The individual damage to each plaintiff would have to depend upon the facts and circumstances concerning each plaintiff. As noted, no such allegations are contained in the Complaint. The determination of the damages in a definite sum to each of the named plaintiffs would not determine the damage, if any, to any other member of the class not designated as a named plaintiff. The Complaint is filed as a class suit under Rule 23, Federal Rules of Civil Procedure, 28 U.S.C.A., and if it were a complaint for damages only, it would lose its character as a "class" suit. Matthews v. Rodgers, 284 U.S. 521, at page 530, 52 S.Ct. 217, 76 L.Ed. 447. Cf. Brown v. Board of Trustees of La Grange Ind. School Dist., 5 Cir., 187 F.2d 20 — and would pend only on behalf of those joined as plaintiffs under Rule 20, Federal Rules of Civil Procedure.

The Motion of the plaintiffs to amend the Complaint is denied.

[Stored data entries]
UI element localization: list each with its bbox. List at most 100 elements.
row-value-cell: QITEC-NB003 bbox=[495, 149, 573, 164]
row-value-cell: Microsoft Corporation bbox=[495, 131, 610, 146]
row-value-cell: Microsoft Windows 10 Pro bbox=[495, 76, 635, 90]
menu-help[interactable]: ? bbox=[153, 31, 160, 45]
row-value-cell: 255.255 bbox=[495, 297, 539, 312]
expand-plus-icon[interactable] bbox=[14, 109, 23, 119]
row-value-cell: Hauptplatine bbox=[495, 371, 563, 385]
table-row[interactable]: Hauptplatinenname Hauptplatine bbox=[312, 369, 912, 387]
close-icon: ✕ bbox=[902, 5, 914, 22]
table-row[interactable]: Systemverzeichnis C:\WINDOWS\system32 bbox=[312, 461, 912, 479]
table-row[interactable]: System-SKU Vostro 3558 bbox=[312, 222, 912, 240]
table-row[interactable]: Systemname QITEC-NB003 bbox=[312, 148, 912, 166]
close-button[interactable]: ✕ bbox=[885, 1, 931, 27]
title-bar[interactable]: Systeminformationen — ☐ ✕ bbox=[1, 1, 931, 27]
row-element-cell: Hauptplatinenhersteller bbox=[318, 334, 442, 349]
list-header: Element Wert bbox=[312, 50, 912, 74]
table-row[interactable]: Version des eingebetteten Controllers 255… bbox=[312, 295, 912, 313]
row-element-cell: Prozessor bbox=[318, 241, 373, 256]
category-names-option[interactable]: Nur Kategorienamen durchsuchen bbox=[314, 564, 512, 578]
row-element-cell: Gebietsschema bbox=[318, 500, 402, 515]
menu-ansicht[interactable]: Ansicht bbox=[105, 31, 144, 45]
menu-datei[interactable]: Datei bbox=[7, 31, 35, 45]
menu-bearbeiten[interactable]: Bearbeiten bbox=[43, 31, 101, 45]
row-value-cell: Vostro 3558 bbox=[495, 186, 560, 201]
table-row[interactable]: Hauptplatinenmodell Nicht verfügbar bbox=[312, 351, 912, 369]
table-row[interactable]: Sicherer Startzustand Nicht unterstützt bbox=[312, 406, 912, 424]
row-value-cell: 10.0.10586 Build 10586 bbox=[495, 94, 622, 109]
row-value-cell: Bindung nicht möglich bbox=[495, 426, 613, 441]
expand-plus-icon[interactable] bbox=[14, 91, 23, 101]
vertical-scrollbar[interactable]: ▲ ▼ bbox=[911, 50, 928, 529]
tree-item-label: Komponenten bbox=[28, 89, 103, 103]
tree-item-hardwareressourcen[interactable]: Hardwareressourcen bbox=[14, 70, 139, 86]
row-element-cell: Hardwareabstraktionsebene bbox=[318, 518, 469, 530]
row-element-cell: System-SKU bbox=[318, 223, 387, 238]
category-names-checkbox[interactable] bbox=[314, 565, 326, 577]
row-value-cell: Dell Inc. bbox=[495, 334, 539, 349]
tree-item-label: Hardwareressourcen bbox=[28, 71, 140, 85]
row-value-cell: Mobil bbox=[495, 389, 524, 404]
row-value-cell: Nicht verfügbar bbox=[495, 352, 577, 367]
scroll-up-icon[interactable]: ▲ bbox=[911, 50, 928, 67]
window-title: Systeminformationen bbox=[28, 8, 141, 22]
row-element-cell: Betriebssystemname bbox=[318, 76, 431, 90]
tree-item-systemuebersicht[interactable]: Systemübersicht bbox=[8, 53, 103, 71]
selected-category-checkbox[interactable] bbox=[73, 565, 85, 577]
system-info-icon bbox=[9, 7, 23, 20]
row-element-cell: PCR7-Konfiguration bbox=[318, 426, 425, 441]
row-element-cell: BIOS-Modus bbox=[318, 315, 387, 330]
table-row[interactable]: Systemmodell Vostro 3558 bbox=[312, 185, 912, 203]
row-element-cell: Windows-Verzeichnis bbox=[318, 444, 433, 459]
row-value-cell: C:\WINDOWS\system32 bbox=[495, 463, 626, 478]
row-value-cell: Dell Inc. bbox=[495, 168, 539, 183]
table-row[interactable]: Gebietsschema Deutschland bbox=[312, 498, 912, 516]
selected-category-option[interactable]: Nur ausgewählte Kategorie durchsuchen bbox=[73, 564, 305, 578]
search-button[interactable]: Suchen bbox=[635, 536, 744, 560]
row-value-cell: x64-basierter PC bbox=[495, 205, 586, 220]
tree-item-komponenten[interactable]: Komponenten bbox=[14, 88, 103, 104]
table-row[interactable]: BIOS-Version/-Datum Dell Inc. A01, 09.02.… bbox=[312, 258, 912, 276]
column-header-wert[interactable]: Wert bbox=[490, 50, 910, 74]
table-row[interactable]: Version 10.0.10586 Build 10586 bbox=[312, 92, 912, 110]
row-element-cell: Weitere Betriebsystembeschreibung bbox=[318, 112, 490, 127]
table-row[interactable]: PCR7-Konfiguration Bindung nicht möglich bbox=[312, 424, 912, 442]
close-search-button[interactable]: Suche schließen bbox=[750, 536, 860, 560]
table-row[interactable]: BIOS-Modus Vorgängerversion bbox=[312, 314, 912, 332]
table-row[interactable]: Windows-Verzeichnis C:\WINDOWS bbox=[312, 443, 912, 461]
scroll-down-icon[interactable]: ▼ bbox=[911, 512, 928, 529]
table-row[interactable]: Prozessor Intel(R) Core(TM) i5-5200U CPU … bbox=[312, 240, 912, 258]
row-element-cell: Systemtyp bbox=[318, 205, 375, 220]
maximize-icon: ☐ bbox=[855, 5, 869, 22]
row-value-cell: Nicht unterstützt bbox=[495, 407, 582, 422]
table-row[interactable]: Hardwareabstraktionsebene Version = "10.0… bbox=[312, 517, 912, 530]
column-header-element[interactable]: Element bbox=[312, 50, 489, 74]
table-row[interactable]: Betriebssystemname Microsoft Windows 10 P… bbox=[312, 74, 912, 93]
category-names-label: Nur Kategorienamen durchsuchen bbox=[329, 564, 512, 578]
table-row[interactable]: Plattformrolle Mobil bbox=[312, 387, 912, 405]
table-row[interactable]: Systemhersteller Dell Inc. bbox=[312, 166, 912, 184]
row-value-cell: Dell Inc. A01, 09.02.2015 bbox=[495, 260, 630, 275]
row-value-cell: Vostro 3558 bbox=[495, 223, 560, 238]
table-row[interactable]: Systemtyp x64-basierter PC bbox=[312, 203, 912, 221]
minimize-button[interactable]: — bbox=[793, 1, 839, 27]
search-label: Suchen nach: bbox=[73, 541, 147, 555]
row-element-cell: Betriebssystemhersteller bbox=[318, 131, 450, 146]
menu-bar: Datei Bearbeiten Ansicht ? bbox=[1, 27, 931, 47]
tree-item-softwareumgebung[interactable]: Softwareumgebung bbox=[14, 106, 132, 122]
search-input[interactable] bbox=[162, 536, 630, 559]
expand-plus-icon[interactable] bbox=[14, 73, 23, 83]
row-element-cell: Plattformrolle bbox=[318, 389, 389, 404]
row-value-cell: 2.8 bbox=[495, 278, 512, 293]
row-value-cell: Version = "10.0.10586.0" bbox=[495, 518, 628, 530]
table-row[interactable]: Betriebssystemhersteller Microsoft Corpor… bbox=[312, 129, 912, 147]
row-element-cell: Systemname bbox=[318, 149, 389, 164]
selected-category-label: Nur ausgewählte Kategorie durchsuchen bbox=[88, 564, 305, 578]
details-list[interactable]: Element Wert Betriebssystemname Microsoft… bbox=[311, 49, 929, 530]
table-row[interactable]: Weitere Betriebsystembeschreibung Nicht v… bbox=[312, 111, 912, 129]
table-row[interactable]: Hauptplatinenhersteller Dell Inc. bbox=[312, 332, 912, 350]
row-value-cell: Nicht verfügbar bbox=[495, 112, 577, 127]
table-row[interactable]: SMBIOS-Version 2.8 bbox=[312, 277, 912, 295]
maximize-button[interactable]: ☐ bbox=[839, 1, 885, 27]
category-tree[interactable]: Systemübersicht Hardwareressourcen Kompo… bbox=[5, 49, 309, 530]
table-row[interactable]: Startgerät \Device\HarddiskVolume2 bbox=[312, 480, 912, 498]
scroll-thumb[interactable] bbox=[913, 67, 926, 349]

Objective A
List every case reporter citation (volume, reporter and first page) that the court ruling excerpt gives for the cases it cites.
Objective B
From the court ruling excerpt, output the text starting with "The individual damage" and going on through "of Civil Procedure.".

Final result A
284 U.S. 521
52 S.Ct. 217
76 L.Ed. 447
187 F.2d 20

Final result B
The individual damage to each plaintiff would have to depend upon the facts and circumstances concerning each plaintiff. As noted, no such allegations are contained in the Complaint. The determination of the damages in a definite sum to each of the named plaintiffs would not determine the damage, if any, to any other member of the class not designated as a named plaintiff. The Complaint is filed as a class suit under Rule 23, Federal Rules of Civil Procedure, 28 U.S.C.A., and if it were a complaint for damages only, it would lose its character as a "class" suit. Matthews v. Rodgers, 284 U.S. 521, at page 530, 52 S.Ct. 217, 76 L.Ed. 447. Cf. Brown v. Board of Trustees of La Grange Ind. School Dist., 5 Cir., 187 F.2d 20 — and would pend only on behalf of those joined as plaintiffs under Rule 20, Federal Rules of Civil Procedure.